Goal of the exercise → All records below must be retyped exactly.

Data →
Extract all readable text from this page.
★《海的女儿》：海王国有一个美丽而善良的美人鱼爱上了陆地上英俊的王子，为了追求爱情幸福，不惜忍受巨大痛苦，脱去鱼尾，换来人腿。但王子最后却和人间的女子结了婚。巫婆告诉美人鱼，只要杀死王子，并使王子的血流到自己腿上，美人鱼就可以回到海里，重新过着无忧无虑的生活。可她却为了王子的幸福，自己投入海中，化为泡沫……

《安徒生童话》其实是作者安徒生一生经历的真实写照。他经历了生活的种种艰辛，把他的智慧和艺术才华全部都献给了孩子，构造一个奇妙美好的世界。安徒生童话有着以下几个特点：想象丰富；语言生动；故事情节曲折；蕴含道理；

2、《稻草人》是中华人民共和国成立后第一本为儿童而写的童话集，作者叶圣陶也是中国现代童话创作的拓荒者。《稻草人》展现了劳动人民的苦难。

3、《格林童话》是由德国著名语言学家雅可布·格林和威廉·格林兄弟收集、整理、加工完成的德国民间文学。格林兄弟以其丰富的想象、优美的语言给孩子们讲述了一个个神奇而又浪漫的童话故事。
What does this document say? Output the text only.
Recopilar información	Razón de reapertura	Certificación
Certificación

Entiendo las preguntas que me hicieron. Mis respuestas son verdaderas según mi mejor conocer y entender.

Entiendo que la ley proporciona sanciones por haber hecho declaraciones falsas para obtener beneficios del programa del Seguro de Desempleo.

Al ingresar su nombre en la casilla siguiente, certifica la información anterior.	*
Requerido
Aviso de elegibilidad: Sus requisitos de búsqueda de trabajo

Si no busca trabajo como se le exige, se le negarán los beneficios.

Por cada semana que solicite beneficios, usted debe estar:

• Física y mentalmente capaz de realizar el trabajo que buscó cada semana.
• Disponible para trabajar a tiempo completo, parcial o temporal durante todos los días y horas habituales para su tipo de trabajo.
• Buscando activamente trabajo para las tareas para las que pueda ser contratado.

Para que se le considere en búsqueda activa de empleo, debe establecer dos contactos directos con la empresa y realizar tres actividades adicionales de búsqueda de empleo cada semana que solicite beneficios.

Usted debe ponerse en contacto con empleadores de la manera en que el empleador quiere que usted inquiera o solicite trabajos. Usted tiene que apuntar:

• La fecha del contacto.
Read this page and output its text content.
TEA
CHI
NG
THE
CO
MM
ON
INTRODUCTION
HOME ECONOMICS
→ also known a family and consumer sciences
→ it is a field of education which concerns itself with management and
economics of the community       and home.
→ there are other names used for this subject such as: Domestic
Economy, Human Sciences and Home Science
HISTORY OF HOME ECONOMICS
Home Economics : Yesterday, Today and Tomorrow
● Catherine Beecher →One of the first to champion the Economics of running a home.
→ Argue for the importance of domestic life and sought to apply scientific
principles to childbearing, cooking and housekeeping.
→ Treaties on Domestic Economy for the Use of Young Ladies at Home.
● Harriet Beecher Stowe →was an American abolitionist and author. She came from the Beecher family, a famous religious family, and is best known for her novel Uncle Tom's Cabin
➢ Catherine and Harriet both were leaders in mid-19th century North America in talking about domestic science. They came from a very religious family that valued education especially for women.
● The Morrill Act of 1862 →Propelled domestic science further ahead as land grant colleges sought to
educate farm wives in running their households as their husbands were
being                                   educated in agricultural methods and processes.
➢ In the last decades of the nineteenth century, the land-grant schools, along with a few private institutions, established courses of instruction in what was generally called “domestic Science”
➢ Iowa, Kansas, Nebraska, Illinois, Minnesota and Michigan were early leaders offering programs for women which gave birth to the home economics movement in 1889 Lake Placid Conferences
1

Exercise answer →
Extract all readable text from this page.
★《海的女儿》：海王国有一个美丽而善良的美人鱼爱上了陆地上英俊的王子，为了追求爱情幸福，不惜忍受巨大痛苦，脱去鱼尾，换来人腿。但王子最后却和人间的女子结了婚。巫婆告诉美人鱼，只要杀死王子，并使王子的血流到自己腿上，美人鱼就可以回到海里，重新过着无忧无虑的生活。可她却为了王子的幸福，自己投入海中，化为泡沫……

《安徒生童话》其实是作者安徒生一生经历的真实写照。他经历了生活的种种艰辛，把他的智慧和艺术才华全部都献给了孩子，构造一个奇妙美好的世界。安徒生童话有着以下几个特点：想象丰富；语言生动；故事情节曲折；蕴含道理；

2、《稻草人》是中华人民共和国成立后第一本为儿童而写的童话集，作者叶圣陶也是中国现代童话创作的拓荒者。《稻草人》展现了劳动人民的苦难。

3、《格林童话》是由德国著名语言学家雅可布·格林和威廉·格林兄弟收集、整理、加工完成的德国民间文学。格林兄弟以其丰富的想象、优美的语言给孩子们讲述了一个个神奇而又浪漫的童话故事。
What does this document say? Output the text only.
Recopilar información	Razón de reapertura	Certificación
Certificación

Entiendo las preguntas que me hicieron. Mis respuestas son verdaderas según mi mejor conocer y entender.

Entiendo que la ley proporciona sanciones por haber hecho declaraciones falsas para obtener beneficios del programa del Seguro de Desempleo.

Al ingresar su nombre en la casilla siguiente, certifica la información anterior.	*
Requerido
Aviso de elegibilidad: Sus requisitos de búsqueda de trabajo

Si no busca trabajo como se le exige, se le negarán los beneficios.

Por cada semana que solicite beneficios, usted debe estar:

• Física y mentalmente capaz de realizar el trabajo que buscó cada semana.
• Disponible para trabajar a tiempo completo, parcial o temporal durante todos los días y horas habituales para su tipo de trabajo.
• Buscando activamente trabajo para las tareas para las que pueda ser contratado.

Para que se le considere en búsqueda activa de empleo, debe establecer dos contactos directos con la empresa y realizar tres actividades adicionales de búsqueda de empleo cada semana que solicite beneficios.

Usted debe ponerse en contacto con empleadores de la manera en que el empleador quiere que usted inquiera o solicite trabajos. Usted tiene que apuntar:

• La fecha del contacto.
Read this page and output its text content.
TEA
CHI
NG
THE
CO
MM
ON
INTRODUCTION
HOME ECONOMICS
→ also known a family and consumer sciences
→ it is a field of education which concerns itself with management and
economics of the community       and home.
→ there are other names used for this subject such as: Domestic
Economy, Human Sciences and Home Science
HISTORY OF HOME ECONOMICS
Home Economics : Yesterday, Today and Tomorrow
● Catherine Beecher →One of the first to champion the Economics of running a home.
→ Argue for the importance of domestic life and sought to apply scientific
principles to childbearing, cooking and housekeeping.
→ Treaties on Domestic Economy for the Use of Young Ladies at Home.
● Harriet Beecher Stowe →was an American abolitionist and author. She came from the Beecher family, a famous religious family, and is best known for her novel Uncle Tom's Cabin
➢ Catherine and Harriet both were leaders in mid-19th century North America in talking about domestic science. They came from a very religious family that valued education especially for women.
● The Morrill Act of 1862 →Propelled domestic science further ahead as land grant colleges sought to
educate farm wives in running their households as their husbands were
being                                   educated in agricultural methods and processes.
➢ In the last decades of the nineteenth century, the land-grant schools, along with a few private institutions, established courses of instruction in what was generally called “domestic Science”
➢ Iowa, Kansas, Nebraska, Illinois, Minnesota and Michigan were early leaders offering programs for women which gave birth to the home economics movement in 1889 Lake Placid Conferences
1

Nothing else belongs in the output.